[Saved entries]
-- BEGIN --
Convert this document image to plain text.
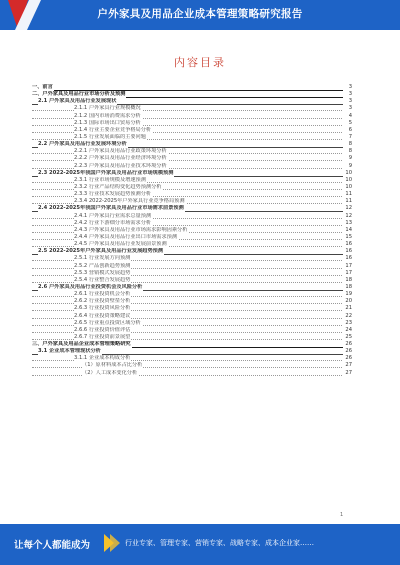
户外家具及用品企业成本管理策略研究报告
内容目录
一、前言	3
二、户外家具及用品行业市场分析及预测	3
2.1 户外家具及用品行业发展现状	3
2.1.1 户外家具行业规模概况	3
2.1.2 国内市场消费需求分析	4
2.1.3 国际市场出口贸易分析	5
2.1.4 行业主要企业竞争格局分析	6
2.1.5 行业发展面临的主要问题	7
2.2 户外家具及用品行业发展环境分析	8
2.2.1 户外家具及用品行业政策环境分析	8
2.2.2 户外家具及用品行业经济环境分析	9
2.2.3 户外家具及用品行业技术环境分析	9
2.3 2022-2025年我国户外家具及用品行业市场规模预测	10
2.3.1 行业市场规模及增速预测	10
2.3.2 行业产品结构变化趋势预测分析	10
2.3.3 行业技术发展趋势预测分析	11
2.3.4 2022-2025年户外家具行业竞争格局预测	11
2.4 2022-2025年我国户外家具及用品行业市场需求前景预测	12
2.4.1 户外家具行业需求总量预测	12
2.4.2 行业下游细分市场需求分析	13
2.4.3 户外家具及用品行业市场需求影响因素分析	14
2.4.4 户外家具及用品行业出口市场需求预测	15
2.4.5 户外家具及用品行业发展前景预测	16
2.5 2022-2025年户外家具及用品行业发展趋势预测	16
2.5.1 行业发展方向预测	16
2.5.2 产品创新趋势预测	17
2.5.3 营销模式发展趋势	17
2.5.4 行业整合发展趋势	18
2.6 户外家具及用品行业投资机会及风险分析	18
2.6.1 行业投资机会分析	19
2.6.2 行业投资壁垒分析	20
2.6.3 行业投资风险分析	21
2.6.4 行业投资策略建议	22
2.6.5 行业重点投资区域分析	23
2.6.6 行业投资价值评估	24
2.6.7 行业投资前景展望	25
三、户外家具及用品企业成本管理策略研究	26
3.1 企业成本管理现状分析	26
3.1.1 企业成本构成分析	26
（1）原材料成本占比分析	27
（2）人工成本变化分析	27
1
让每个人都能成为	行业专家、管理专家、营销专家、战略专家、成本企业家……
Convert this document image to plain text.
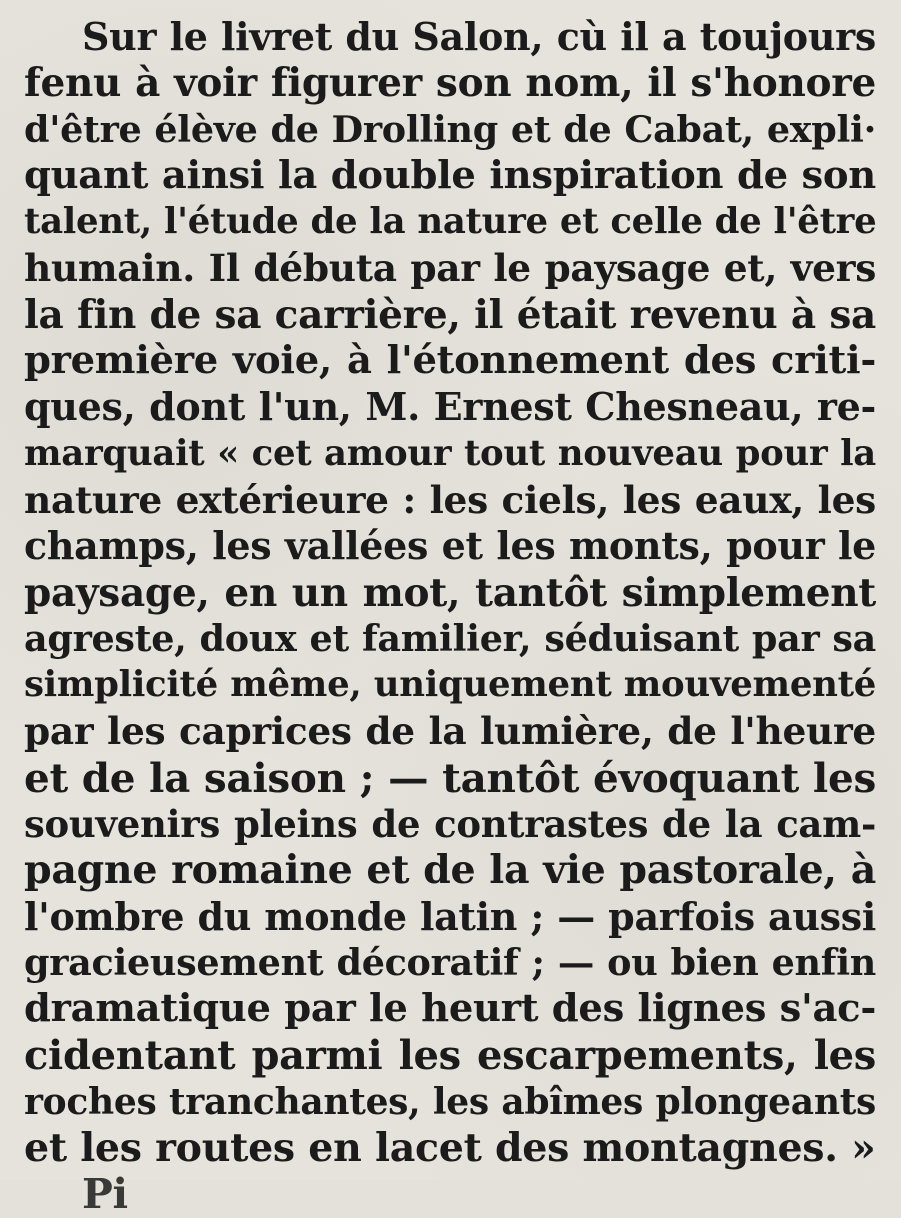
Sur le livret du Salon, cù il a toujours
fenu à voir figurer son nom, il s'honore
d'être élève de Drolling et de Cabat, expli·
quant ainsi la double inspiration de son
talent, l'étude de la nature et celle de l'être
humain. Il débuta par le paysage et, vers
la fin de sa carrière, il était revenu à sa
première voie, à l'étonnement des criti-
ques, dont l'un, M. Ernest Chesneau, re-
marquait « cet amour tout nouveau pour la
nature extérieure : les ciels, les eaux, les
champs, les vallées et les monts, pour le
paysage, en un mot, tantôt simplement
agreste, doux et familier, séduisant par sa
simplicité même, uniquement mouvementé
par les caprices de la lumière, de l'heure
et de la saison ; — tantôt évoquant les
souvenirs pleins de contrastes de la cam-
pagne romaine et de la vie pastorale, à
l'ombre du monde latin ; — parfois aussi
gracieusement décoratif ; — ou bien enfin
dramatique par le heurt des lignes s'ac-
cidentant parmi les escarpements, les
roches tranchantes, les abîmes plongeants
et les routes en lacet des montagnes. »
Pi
-- END --
* **EXERCISE TASK**:
Every line in the data above that contains "être" needs to be copied.

* **THE COMPLETED TASK**:
d'être élève de Drolling et de Cabat, expli·
talent, l'étude de la nature et celle de l'être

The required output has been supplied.